#### Problem to work on
Lines containing the word "Foot" are to be counted; state their number and nothing further.

#### The data
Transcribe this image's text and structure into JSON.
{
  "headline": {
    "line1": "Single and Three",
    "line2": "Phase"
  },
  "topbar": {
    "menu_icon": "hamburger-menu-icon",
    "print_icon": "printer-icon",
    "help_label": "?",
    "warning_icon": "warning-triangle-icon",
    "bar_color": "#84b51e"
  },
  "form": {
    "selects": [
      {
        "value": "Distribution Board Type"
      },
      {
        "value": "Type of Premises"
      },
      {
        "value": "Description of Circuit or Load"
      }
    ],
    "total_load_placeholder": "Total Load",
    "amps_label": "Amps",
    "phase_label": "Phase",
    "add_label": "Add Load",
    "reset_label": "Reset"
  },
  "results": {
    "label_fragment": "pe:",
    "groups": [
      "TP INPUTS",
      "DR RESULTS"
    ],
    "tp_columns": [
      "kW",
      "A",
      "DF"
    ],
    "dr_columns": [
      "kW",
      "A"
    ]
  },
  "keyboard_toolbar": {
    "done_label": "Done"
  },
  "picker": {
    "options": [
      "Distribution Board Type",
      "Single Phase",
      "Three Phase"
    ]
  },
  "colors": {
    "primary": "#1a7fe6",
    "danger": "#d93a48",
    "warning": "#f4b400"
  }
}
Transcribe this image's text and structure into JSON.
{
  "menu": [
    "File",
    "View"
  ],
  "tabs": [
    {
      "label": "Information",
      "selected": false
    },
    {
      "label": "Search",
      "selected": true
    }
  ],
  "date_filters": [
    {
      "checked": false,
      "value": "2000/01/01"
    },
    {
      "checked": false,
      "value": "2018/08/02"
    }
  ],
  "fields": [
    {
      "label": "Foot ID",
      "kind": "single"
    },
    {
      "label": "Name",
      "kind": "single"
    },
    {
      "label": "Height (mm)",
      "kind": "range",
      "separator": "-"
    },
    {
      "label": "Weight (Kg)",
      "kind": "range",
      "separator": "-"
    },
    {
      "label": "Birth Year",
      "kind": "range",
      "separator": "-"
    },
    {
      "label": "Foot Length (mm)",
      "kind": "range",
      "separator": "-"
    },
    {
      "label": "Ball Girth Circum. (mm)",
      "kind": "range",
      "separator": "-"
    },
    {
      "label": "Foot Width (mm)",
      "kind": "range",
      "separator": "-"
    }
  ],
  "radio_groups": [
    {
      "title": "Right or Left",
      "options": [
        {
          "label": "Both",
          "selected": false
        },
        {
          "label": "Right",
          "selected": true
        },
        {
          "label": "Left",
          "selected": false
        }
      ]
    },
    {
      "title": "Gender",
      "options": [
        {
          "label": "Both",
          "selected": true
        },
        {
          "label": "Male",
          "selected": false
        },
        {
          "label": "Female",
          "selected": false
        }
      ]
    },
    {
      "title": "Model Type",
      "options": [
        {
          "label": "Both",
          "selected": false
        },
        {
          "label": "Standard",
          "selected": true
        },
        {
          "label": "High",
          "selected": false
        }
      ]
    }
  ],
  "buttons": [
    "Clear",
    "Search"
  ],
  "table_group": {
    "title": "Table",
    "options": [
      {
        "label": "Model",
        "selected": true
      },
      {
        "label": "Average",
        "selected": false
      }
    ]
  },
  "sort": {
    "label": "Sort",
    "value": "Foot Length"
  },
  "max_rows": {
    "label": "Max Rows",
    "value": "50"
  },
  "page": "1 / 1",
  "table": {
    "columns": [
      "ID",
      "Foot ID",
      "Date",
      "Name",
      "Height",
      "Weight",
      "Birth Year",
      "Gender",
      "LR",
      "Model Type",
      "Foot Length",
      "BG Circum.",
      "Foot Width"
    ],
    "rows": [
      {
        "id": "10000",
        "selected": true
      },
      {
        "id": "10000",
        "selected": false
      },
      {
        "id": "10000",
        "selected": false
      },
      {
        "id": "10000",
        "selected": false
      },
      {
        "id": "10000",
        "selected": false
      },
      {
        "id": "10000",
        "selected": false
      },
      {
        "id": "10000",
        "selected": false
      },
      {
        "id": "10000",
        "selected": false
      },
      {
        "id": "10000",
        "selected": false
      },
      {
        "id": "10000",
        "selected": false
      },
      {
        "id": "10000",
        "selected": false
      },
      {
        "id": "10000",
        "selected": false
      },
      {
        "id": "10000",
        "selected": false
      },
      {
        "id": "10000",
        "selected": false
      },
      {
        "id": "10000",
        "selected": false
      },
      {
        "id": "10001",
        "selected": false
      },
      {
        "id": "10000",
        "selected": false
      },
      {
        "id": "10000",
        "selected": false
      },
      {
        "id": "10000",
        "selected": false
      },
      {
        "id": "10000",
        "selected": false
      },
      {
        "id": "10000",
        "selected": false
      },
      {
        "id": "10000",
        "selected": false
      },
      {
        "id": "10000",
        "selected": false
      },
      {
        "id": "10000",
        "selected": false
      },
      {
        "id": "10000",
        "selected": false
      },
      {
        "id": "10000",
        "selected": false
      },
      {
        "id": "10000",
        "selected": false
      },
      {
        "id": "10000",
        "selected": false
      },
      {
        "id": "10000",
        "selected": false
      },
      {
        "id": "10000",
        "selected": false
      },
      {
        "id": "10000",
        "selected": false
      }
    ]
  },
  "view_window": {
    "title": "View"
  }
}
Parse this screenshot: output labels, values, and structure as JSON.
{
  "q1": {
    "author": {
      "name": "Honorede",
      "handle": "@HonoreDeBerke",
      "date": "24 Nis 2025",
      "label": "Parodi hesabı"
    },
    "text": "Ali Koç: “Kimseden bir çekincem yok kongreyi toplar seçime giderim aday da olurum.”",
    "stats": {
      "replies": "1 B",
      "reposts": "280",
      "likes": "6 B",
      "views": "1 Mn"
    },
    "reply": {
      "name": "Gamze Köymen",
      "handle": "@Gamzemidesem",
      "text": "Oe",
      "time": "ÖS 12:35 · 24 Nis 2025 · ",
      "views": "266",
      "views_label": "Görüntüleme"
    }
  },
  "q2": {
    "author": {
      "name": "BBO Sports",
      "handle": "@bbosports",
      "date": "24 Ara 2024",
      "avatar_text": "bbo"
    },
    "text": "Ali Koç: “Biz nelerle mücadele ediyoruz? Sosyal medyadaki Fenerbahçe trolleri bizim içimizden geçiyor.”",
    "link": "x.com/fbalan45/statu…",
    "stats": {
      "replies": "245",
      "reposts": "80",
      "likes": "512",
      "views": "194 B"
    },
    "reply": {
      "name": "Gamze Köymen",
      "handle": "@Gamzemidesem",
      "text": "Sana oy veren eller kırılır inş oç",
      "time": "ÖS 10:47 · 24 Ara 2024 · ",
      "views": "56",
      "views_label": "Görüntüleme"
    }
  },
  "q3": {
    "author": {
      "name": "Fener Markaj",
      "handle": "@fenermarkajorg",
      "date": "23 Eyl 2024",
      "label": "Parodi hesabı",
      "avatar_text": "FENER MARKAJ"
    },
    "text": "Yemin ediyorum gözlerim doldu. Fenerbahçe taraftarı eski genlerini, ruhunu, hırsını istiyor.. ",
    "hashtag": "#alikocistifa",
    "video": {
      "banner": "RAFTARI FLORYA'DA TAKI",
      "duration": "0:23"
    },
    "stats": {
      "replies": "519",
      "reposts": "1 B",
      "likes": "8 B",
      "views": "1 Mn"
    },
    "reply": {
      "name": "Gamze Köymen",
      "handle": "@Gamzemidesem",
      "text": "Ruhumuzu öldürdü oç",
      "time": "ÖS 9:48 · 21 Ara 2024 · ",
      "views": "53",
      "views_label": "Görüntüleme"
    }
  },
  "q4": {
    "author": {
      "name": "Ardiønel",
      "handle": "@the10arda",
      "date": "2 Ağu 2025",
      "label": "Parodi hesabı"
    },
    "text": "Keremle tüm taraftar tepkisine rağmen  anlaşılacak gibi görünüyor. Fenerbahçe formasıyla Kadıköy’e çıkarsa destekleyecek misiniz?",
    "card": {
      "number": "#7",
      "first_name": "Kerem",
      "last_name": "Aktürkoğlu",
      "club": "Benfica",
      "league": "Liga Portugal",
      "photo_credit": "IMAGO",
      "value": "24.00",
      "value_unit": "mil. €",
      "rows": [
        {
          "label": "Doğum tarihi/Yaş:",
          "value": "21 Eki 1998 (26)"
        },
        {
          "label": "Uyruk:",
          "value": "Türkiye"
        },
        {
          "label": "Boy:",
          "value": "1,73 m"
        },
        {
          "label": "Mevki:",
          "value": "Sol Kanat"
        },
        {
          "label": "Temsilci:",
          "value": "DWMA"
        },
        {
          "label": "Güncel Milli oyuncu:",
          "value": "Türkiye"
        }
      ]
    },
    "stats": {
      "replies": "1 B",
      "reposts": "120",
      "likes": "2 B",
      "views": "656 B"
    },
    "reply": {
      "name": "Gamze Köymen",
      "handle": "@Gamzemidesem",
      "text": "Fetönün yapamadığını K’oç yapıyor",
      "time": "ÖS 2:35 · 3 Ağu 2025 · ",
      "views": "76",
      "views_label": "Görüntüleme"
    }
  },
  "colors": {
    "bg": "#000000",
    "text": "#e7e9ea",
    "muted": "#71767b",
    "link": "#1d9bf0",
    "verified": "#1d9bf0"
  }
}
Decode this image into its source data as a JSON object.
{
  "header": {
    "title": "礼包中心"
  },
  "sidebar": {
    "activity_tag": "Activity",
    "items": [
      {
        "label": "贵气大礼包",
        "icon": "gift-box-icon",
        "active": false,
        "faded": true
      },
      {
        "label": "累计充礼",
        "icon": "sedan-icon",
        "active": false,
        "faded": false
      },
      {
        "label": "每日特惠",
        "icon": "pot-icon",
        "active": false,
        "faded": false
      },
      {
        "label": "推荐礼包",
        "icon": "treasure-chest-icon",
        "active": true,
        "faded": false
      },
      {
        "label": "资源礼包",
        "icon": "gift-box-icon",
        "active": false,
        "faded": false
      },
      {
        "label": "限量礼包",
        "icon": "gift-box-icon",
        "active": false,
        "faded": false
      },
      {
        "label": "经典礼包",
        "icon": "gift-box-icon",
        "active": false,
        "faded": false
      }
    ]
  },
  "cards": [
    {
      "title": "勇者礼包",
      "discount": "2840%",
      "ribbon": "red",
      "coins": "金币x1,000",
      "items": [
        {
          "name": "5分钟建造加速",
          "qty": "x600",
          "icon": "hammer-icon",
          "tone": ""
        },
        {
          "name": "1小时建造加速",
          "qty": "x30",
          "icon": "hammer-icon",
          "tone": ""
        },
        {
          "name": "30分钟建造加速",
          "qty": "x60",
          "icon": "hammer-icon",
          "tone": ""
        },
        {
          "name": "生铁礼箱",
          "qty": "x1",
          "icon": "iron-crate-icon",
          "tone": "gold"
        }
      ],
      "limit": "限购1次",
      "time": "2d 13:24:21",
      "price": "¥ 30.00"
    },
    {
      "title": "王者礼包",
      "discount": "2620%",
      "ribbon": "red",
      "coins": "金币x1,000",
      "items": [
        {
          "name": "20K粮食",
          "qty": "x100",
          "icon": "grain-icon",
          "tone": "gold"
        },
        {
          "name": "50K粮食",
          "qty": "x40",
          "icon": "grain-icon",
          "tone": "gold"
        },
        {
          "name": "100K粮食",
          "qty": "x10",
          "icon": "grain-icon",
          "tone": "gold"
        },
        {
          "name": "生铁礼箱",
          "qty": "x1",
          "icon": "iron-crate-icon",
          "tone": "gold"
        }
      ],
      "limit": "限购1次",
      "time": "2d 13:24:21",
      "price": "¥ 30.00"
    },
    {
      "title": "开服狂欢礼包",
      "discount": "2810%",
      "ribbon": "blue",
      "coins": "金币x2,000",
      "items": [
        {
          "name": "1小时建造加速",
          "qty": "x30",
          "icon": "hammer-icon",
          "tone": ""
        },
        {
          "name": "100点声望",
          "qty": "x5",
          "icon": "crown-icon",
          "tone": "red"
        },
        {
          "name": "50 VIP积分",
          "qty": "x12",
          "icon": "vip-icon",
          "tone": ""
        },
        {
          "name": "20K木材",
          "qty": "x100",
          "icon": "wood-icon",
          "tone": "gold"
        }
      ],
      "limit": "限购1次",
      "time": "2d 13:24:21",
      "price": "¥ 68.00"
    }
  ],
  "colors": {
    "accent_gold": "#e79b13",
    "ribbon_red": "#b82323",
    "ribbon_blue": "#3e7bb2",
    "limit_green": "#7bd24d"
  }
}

#### Final result
7